Collection entries:
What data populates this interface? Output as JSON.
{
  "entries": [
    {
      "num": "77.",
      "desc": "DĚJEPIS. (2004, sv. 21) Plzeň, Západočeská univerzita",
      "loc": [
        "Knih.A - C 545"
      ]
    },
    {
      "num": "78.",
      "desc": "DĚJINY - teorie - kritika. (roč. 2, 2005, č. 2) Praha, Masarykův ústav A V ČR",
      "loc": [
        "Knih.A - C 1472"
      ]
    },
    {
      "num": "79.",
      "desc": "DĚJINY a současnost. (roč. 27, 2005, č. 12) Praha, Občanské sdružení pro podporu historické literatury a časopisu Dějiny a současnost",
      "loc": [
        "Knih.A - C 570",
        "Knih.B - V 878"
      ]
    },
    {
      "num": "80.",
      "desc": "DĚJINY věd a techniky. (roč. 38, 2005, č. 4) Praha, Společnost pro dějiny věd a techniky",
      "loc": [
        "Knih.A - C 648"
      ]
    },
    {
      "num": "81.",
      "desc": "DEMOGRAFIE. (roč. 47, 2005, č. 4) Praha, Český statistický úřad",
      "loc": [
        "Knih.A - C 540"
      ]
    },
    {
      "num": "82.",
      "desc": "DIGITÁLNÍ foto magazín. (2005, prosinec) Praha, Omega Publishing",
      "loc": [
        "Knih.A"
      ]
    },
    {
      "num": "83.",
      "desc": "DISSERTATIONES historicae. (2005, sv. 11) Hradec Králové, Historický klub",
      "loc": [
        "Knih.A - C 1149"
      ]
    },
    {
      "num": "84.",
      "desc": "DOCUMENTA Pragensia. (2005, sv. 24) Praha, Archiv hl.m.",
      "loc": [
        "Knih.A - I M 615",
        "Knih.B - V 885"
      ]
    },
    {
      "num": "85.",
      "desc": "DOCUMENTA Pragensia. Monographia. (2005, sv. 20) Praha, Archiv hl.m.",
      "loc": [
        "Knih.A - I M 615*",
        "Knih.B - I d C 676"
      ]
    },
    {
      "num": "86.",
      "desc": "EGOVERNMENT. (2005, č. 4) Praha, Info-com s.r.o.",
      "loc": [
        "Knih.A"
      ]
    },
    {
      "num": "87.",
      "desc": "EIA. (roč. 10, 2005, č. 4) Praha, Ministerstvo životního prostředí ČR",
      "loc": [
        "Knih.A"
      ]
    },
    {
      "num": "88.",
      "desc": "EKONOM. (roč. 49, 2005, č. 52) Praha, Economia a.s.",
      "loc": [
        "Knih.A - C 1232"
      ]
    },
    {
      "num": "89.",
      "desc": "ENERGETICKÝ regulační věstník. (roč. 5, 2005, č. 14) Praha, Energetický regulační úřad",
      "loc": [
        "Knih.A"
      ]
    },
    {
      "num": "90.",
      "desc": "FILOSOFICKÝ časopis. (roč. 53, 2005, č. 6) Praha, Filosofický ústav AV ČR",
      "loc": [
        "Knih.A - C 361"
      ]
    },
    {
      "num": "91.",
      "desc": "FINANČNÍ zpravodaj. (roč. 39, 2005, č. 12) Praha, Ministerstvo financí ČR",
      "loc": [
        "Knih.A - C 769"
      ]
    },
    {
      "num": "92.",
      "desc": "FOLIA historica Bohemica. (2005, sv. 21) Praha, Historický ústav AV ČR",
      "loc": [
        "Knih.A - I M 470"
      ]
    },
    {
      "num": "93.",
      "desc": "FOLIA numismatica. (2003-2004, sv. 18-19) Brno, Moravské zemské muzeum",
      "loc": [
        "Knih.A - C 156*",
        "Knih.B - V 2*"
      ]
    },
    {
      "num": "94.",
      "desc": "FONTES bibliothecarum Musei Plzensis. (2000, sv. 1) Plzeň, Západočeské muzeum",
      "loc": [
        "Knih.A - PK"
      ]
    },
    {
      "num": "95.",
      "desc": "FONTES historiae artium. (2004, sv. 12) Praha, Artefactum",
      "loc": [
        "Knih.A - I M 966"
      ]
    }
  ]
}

* Task instructions *
Write the data back out verbatim.

* Completed task *
What data populates this interface? Output as JSON.
{
  "entries": [
    {
      "num": "77.",
      "desc": "DĚJEPIS. (2004, sv. 21) Plzeň, Západočeská univerzita",
      "loc": [
        "Knih.A - C 545"
      ]
    },
    {
      "num": "78.",
      "desc": "DĚJINY - teorie - kritika. (roč. 2, 2005, č. 2) Praha, Masarykův ústav A V ČR",
      "loc": [
        "Knih.A - C 1472"
      ]
    },
    {
      "num": "79.",
      "desc": "DĚJINY a současnost. (roč. 27, 2005, č. 12) Praha, Občanské sdružení pro podporu historické literatury a časopisu Dějiny a současnost",
      "loc": [
        "Knih.A - C 570",
        "Knih.B - V 878"
      ]
    },
    {
      "num": "80.",
      "desc": "DĚJINY věd a techniky. (roč. 38, 2005, č. 4) Praha, Společnost pro dějiny věd a techniky",
      "loc": [
        "Knih.A - C 648"
      ]
    },
    {
      "num": "81.",
      "desc": "DEMOGRAFIE. (roč. 47, 2005, č. 4) Praha, Český statistický úřad",
      "loc": [
        "Knih.A - C 540"
      ]
    },
    {
      "num": "82.",
      "desc": "DIGITÁLNÍ foto magazín. (2005, prosinec) Praha, Omega Publishing",
      "loc": [
        "Knih.A"
      ]
    },
    {
      "num": "83.",
      "desc": "DISSERTATIONES historicae. (2005, sv. 11) Hradec Králové, Historický klub",
      "loc": [
        "Knih.A - C 1149"
      ]
    },
    {
      "num": "84.",
      "desc": "DOCUMENTA Pragensia. (2005, sv. 24) Praha, Archiv hl.m.",
      "loc": [
        "Knih.A - I M 615",
        "Knih.B - V 885"
      ]
    },
    {
      "num": "85.",
      "desc": "DOCUMENTA Pragensia. Monographia. (2005, sv. 20) Praha, Archiv hl.m.",
      "loc": [
        "Knih.A - I M 615*",
        "Knih.B - I d C 676"
      ]
    },
    {
      "num": "86.",
      "desc": "EGOVERNMENT. (2005, č. 4) Praha, Info-com s.r.o.",
      "loc": [
        "Knih.A"
      ]
    },
    {
      "num": "87.",
      "desc": "EIA. (roč. 10, 2005, č. 4) Praha, Ministerstvo životního prostředí ČR",
      "loc": [
        "Knih.A"
      ]
    },
    {
      "num": "88.",
      "desc": "EKONOM. (roč. 49, 2005, č. 52) Praha, Economia a.s.",
      "loc": [
        "Knih.A - C 1232"
      ]
    },
    {
      "num": "89.",
      "desc": "ENERGETICKÝ regulační věstník. (roč. 5, 2005, č. 14) Praha, Energetický regulační úřad",
      "loc": [
        "Knih.A"
      ]
    },
    {
      "num": "90.",
      "desc": "FILOSOFICKÝ časopis. (roč. 53, 2005, č. 6) Praha, Filosofický ústav AV ČR",
      "loc": [
        "Knih.A - C 361"
      ]
    },
    {
      "num": "91.",
      "desc": "FINANČNÍ zpravodaj. (roč. 39, 2005, č. 12) Praha, Ministerstvo financí ČR",
      "loc": [
        "Knih.A - C 769"
      ]
    },
    {
      "num": "92.",
      "desc": "FOLIA historica Bohemica. (2005, sv. 21) Praha, Historický ústav AV ČR",
      "loc": [
        "Knih.A - I M 470"
      ]
    },
    {
      "num": "93.",
      "desc": "FOLIA numismatica. (2003-2004, sv. 18-19) Brno, Moravské zemské muzeum",
      "loc": [
        "Knih.A - C 156*",
        "Knih.B - V 2*"
      ]
    },
    {
      "num": "94.",
      "desc": "FONTES bibliothecarum Musei Plzensis. (2000, sv. 1) Plzeň, Západočeské muzeum",
      "loc": [
        "Knih.A - PK"
      ]
    },
    {
      "num": "95.",
      "desc": "FONTES historiae artium. (2004, sv. 12) Praha, Artefactum",
      "loc": [
        "Knih.A - I M 966"
      ]
    }
  ]
}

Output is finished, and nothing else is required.